* WRITTEN REQUEST: Make an exact copy of all the entries below, with the pictures left out.

* DATASET EXCERPTS:
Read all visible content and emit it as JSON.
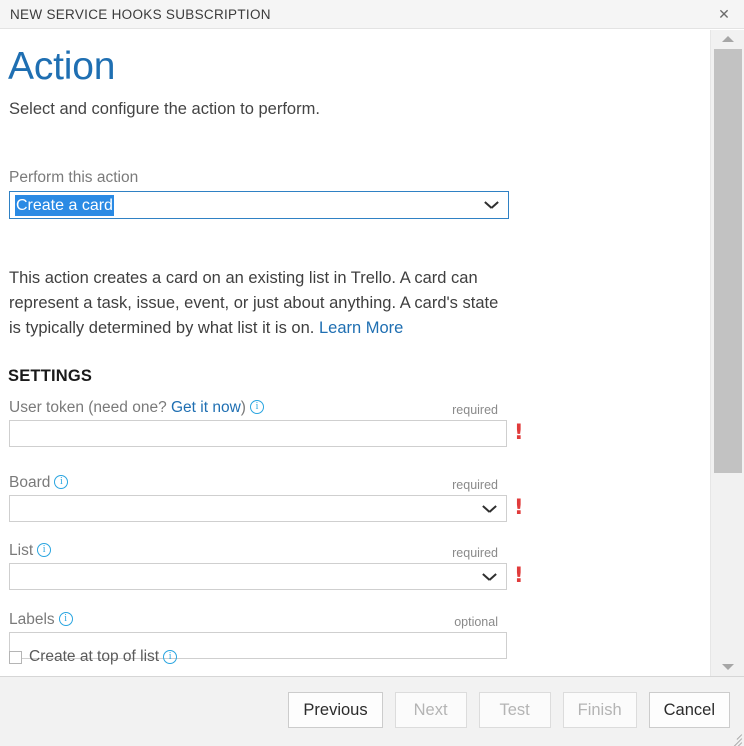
{
  "titlebar": {
    "title": "NEW SERVICE HOOKS SUBSCRIPTION",
    "close_icon": "close-icon",
    "close_glyph": "✕"
  },
  "page": {
    "title": "Action",
    "subtitle": "Select and configure the action to perform.",
    "title_color": "#1f6fb2"
  },
  "action_picker": {
    "label": "Perform this action",
    "selected_value": "Create a card",
    "selection_highlight_color": "#2a8ae4",
    "border_color": "#2f81c4",
    "chevron_icon": "chevron-down-icon"
  },
  "description": {
    "part1": "This action creates a card on an existing list in Trello. A card can represent a task, issue, event, or just about anything. A card's state is typically determined by what list it is on. ",
    "link": "Learn More",
    "link_color": "#1f6fb2"
  },
  "settings": {
    "heading": "SETTINGS",
    "fields": [
      {
        "label_prefix": "User token (need one? ",
        "label_link": "Get it now",
        "label_suffix": ")",
        "info_icon": "info-icon",
        "requirement": "required",
        "type": "text",
        "value": "",
        "error_icon": "error-exclamation-icon",
        "error_glyph": "!",
        "has_error": true
      },
      {
        "label_prefix": "Board",
        "label_link": "",
        "label_suffix": "",
        "info_icon": "info-icon",
        "requirement": "required",
        "type": "select",
        "value": "",
        "error_icon": "error-exclamation-icon",
        "error_glyph": "!",
        "has_error": true
      },
      {
        "label_prefix": "List",
        "label_link": "",
        "label_suffix": "",
        "info_icon": "info-icon",
        "requirement": "required",
        "type": "select",
        "value": "",
        "error_icon": "error-exclamation-icon",
        "error_glyph": "!",
        "has_error": true
      },
      {
        "label_prefix": "Labels",
        "label_link": "",
        "label_suffix": "",
        "info_icon": "info-icon",
        "requirement": "optional",
        "type": "text",
        "value": "",
        "error_icon": "",
        "error_glyph": "",
        "has_error": false
      }
    ],
    "checkbox": {
      "label": "Create at top of list",
      "checked": false,
      "info_icon": "info-icon"
    }
  },
  "scrollbar": {
    "up_icon": "scroll-up-arrow-icon",
    "down_icon": "scroll-down-arrow-icon"
  },
  "footer": {
    "buttons": [
      {
        "label": "Previous",
        "enabled": true
      },
      {
        "label": "Next",
        "enabled": false
      },
      {
        "label": "Test",
        "enabled": false
      },
      {
        "label": "Finish",
        "enabled": false
      },
      {
        "label": "Cancel",
        "enabled": true
      }
    ],
    "resize_grip_icon": "resize-grip-icon"
  },
  "colors": {
    "accent": "#1f6fb2",
    "selection": "#2a8ae4",
    "error": "#e03b3b",
    "info": "#2aa5e0",
    "footer_bg": "#f2f2f2",
    "titlebar_bg": "#f5f5f5"
  }
}
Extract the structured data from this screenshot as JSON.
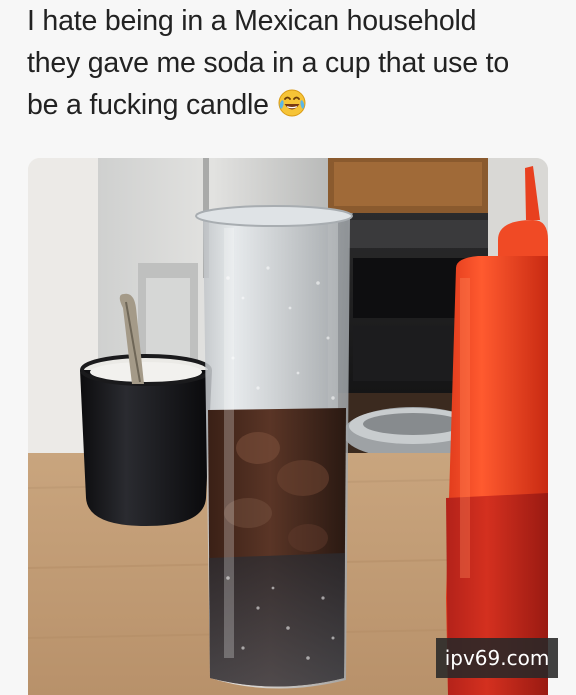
{
  "caption": {
    "line1": "I hate being in a Mexican household",
    "line2": "they gave me soda in a cup that use to",
    "line3": "be a fucking candle"
  },
  "emoji": {
    "name": "face-with-tears-of-joy-icon"
  },
  "watermark": {
    "text": "ipv69.com"
  }
}
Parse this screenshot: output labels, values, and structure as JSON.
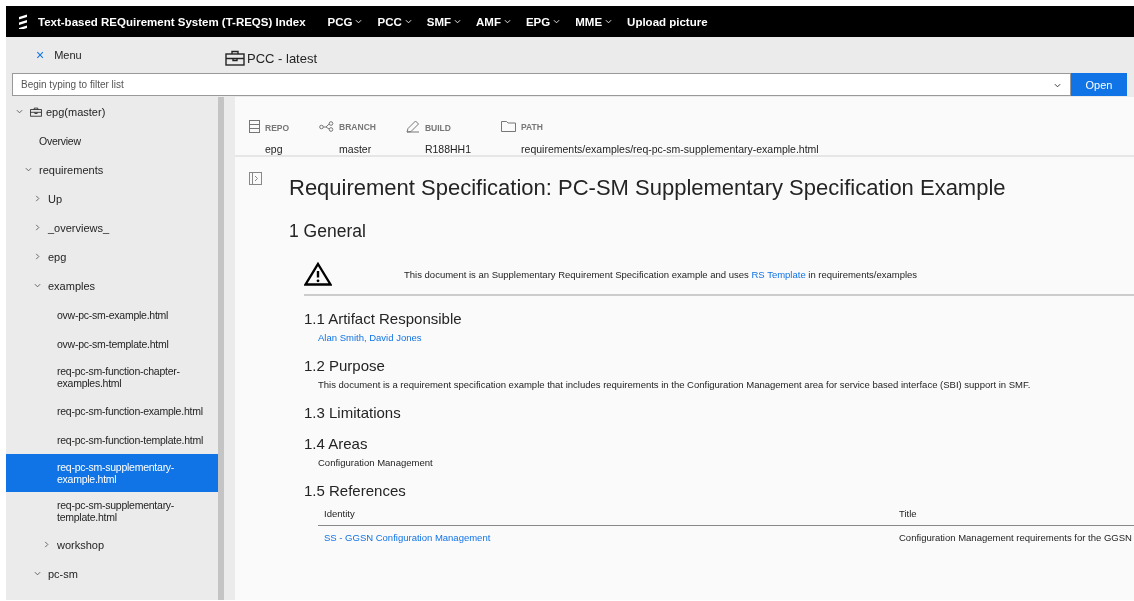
{
  "header": {
    "title": "Text-based REQuirement System (T-REQS) Index",
    "nav": [
      {
        "label": "PCG",
        "dropdown": true
      },
      {
        "label": "PCC",
        "dropdown": true
      },
      {
        "label": "SMF",
        "dropdown": true
      },
      {
        "label": "AMF",
        "dropdown": true
      },
      {
        "label": "EPG",
        "dropdown": true
      },
      {
        "label": "MME",
        "dropdown": true
      },
      {
        "label": "Upload picture",
        "dropdown": false
      }
    ]
  },
  "menu_toggle": {
    "icon": "×",
    "label": "Menu"
  },
  "project": {
    "title": "PCC - latest"
  },
  "filter": {
    "placeholder": "Begin typing to filter list",
    "button": "Open"
  },
  "tree": [
    {
      "label": "epg(master)",
      "kind": "root",
      "expanded": true,
      "children": [
        {
          "label": "Overview",
          "kind": "page",
          "selected": false
        },
        {
          "label": "requirements",
          "kind": "folder",
          "expanded": true,
          "children": [
            {
              "label": "Up",
              "kind": "folder",
              "expanded": false
            },
            {
              "label": "_overviews_",
              "kind": "folder",
              "expanded": false
            },
            {
              "label": "epg",
              "kind": "folder",
              "expanded": false
            },
            {
              "label": "examples",
              "kind": "folder",
              "expanded": true,
              "children": [
                {
                  "label": "ovw-pc-sm-example.html",
                  "kind": "page",
                  "selected": false
                },
                {
                  "label": "ovw-pc-sm-template.html",
                  "kind": "page",
                  "selected": false
                },
                {
                  "label": "req-pc-sm-function-chapter-examples.html",
                  "kind": "page",
                  "selected": false
                },
                {
                  "label": "req-pc-sm-function-example.html",
                  "kind": "page",
                  "selected": false
                },
                {
                  "label": "req-pc-sm-function-template.html",
                  "kind": "page",
                  "selected": false
                },
                {
                  "label": "req-pc-sm-supplementary-example.html",
                  "kind": "page",
                  "selected": true
                },
                {
                  "label": "req-pc-sm-supplementary-template.html",
                  "kind": "page",
                  "selected": false
                },
                {
                  "label": "workshop",
                  "kind": "folder",
                  "expanded": false
                }
              ]
            },
            {
              "label": "pc-sm",
              "kind": "folder",
              "expanded": true
            }
          ]
        }
      ]
    }
  ],
  "meta": [
    {
      "kind": "repo",
      "label": "REPO",
      "value": "epg"
    },
    {
      "kind": "branch",
      "label": "BRANCH",
      "value": "master"
    },
    {
      "kind": "build",
      "label": "BUILD",
      "value": "R188HH1"
    },
    {
      "kind": "path",
      "label": "PATH",
      "value": "requirements/examples/req-pc-sm-supplementary-example.html"
    }
  ],
  "document": {
    "title": "Requirement Specification: PC-SM Supplementary Specification Example",
    "sections": [
      {
        "heading": "1 General",
        "notice": {
          "before": "This document is an Supplementary Requirement Specification example and uses",
          "link": "RS Template",
          "after": "in requirements/examples"
        },
        "subsections": [
          {
            "heading": "1.1 Artifact Responsible",
            "kind": "link",
            "text": "Alan Smith, David Jones"
          },
          {
            "heading": "1.2 Purpose",
            "kind": "text",
            "text": "This document is a requirement specification example that includes requirements in the Configuration Management area for service based interface (SBI) support in SMF."
          },
          {
            "heading": "1.3 Limitations",
            "kind": "empty"
          },
          {
            "heading": "1.4 Areas",
            "kind": "text",
            "text": "Configuration Management"
          },
          {
            "heading": "1.5 References",
            "kind": "table",
            "columns": [
              "Identity",
              "Title"
            ],
            "rows": [
              {
                "cells": [
                  {
                    "text": "SS - GGSN Configuration Management",
                    "link": true
                  },
                  {
                    "text": "Configuration Management requirements for the GGSN",
                    "link": false
                  }
                ]
              }
            ]
          }
        ]
      }
    ]
  }
}
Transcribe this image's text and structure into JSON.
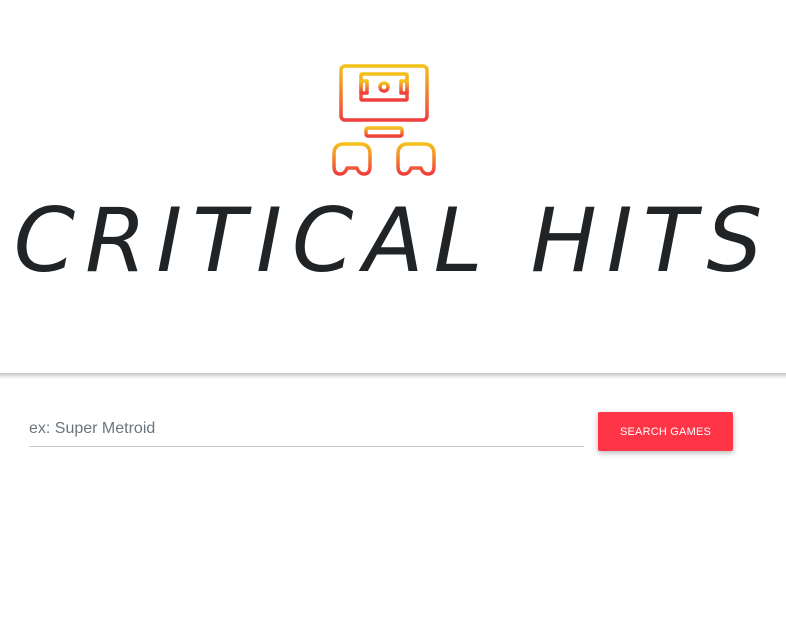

* EXERCISE SOLUTION:
Read all visible content and emit it as JSON.
{
  "titlebar": {
    "title": "NEW SERVICE HOOKS SUBSCRIPTION",
    "close_icon": "close-icon",
    "close_glyph": "✕"
  },
  "page": {
    "title": "Action",
    "subtitle": "Select and configure the action to perform.",
    "title_color": "#1f6fb2"
  },
  "action_picker": {
    "label": "Perform this action",
    "selected_value": "Create a card",
    "selection_highlight_color": "#2a8ae4",
    "border_color": "#2f81c4",
    "chevron_icon": "chevron-down-icon"
  },
  "description": {
    "part1": "This action creates a card on an existing list in Trello. A card can represent a task, issue, event, or just about anything. A card's state is typically determined by what list it is on. ",
    "link": "Learn More",
    "link_color": "#1f6fb2"
  },
  "settings": {
    "heading": "SETTINGS",
    "fields": [
      {
        "label_prefix": "User token (need one? ",
        "label_link": "Get it now",
        "label_suffix": ")",
        "info_icon": "info-icon",
        "requirement": "required",
        "type": "text",
        "value": "",
        "error_icon": "error-exclamation-icon",
        "error_glyph": "!",
        "has_error": true
      },
      {
        "label_prefix": "Board",
        "label_link": "",
        "label_suffix": "",
        "info_icon": "info-icon",
        "requirement": "required",
        "type": "select",
        "value": "",
        "error_icon": "error-exclamation-icon",
        "error_glyph": "!",
        "has_error": true
      },
      {
        "label_prefix": "List",
        "label_link": "",
        "label_suffix": "",
        "info_icon": "info-icon",
        "requirement": "required",
        "type": "select",
        "value": "",
        "error_icon": "error-exclamation-icon",
        "error_glyph": "!",
        "has_error": true
      },
      {
        "label_prefix": "Labels",
        "label_link": "",
        "label_suffix": "",
        "info_icon": "info-icon",
        "requirement": "optional",
        "type": "text",
        "value": "",
        "error_icon": "",
        "error_glyph": "",
        "has_error": false
      }
    ],
    "checkbox": {
      "label": "Create at top of list",
      "checked": false,
      "info_icon": "info-icon"
    }
  },
  "scrollbar": {
    "up_icon": "scroll-up-arrow-icon",
    "down_icon": "scroll-down-arrow-icon"
  },
  "footer": {
    "buttons": [
      {
        "label": "Previous",
        "enabled": true
      },
      {
        "label": "Next",
        "enabled": false
      },
      {
        "label": "Test",
        "enabled": false
      },
      {
        "label": "Finish",
        "enabled": false
      },
      {
        "label": "Cancel",
        "enabled": true
      }
    ],
    "resize_grip_icon": "resize-grip-icon"
  },
  "colors": {
    "accent": "#1f6fb2",
    "selection": "#2a8ae4",
    "error": "#e03b3b",
    "info": "#2aa5e0",
    "footer_bg": "#f2f2f2",
    "titlebar_bg": "#f5f5f5"
  }
}
Extract the structured data from this screenshot as JSON.
{
  "caption": {
    "line1": "I hate being in a Mexican household",
    "line2": "they gave me soda in a cup that use to",
    "line3": "be a fucking candle"
  },
  "emoji": {
    "name": "face-with-tears-of-joy-icon"
  },
  "watermark": {
    "text": "ipv69.com"
  }
}
Parse this screenshot: output labels, values, and structure as JSON.
{
  "header": {
    "title": "Text-based REQuirement System (T-REQS) Index",
    "nav": [
      {
        "label": "PCG",
        "dropdown": true
      },
      {
        "label": "PCC",
        "dropdown": true
      },
      {
        "label": "SMF",
        "dropdown": true
      },
      {
        "label": "AMF",
        "dropdown": true
      },
      {
        "label": "EPG",
        "dropdown": true
      },
      {
        "label": "MME",
        "dropdown": true
      },
      {
        "label": "Upload picture",
        "dropdown": false
      }
    ]
  },
  "menu_toggle": {
    "icon": "×",
    "label": "Menu"
  },
  "project": {
    "title": "PCC - latest"
  },
  "filter": {
    "placeholder": "Begin typing to filter list",
    "button": "Open"
  },
  "tree": [
    {
      "label": "epg(master)",
      "kind": "root",
      "expanded": true,
      "children": [
        {
          "label": "Overview",
          "kind": "page",
          "selected": false
        },
        {
          "label": "requirements",
          "kind": "folder",
          "expanded": true,
          "children": [
            {
              "label": "Up",
              "kind": "folder",
              "expanded": false
            },
            {
              "label": "_overviews_",
              "kind": "folder",
              "expanded": false
            },
            {
              "label": "epg",
              "kind": "folder",
              "expanded": false
            },
            {
              "label": "examples",
              "kind": "folder",
              "expanded": true,
              "children": [
                {
                  "label": "ovw-pc-sm-example.html",
                  "kind": "page",
                  "selected": false
                },
                {
                  "label": "ovw-pc-sm-template.html",
                  "kind": "page",
                  "selected": false
                },
                {
                  "label": "req-pc-sm-function-chapter-examples.html",
                  "kind": "page",
                  "selected": false
                },
                {
                  "label": "req-pc-sm-function-example.html",
                  "kind": "page",
                  "selected": false
                },
                {
                  "label": "req-pc-sm-function-template.html",
                  "kind": "page",
                  "selected": false
                },
                {
                  "label": "req-pc-sm-supplementary-example.html",
                  "kind": "page",
                  "selected": true
                },
                {
                  "label": "req-pc-sm-supplementary-template.html",
                  "kind": "page",
                  "selected": false
                },
                {
                  "label": "workshop",
                  "kind": "folder",
                  "expanded": false
                }
              ]
            },
            {
              "label": "pc-sm",
              "kind": "folder",
              "expanded": true
            }
          ]
        }
      ]
    }
  ],
  "meta": [
    {
      "kind": "repo",
      "label": "REPO",
      "value": "epg"
    },
    {
      "kind": "branch",
      "label": "BRANCH",
      "value": "master"
    },
    {
      "kind": "build",
      "label": "BUILD",
      "value": "R188HH1"
    },
    {
      "kind": "path",
      "label": "PATH",
      "value": "requirements/examples/req-pc-sm-supplementary-example.html"
    }
  ],
  "document": {
    "title": "Requirement Specification: PC-SM Supplementary Specification Example",
    "sections": [
      {
        "heading": "1 General",
        "notice": {
          "before": "This document is an Supplementary Requirement Specification example and uses",
          "link": "RS Template",
          "after": "in requirements/examples"
        },
        "subsections": [
          {
            "heading": "1.1 Artifact Responsible",
            "kind": "link",
            "text": "Alan Smith, David Jones"
          },
          {
            "heading": "1.2 Purpose",
            "kind": "text",
            "text": "This document is a requirement specification example that includes requirements in the Configuration Management area for service based interface (SBI) support in SMF."
          },
          {
            "heading": "1.3 Limitations",
            "kind": "empty"
          },
          {
            "heading": "1.4 Areas",
            "kind": "text",
            "text": "Configuration Management"
          },
          {
            "heading": "1.5 References",
            "kind": "table",
            "columns": [
              "Identity",
              "Title"
            ],
            "rows": [
              {
                "cells": [
                  {
                    "text": "SS - GGSN Configuration Management",
                    "link": true
                  },
                  {
                    "text": "Configuration Management requirements for the GGSN",
                    "link": false
                  }
                ]
              }
            ]
          }
        ]
      }
    ]
  }
}
Transcribe this image's text and structure into JSON.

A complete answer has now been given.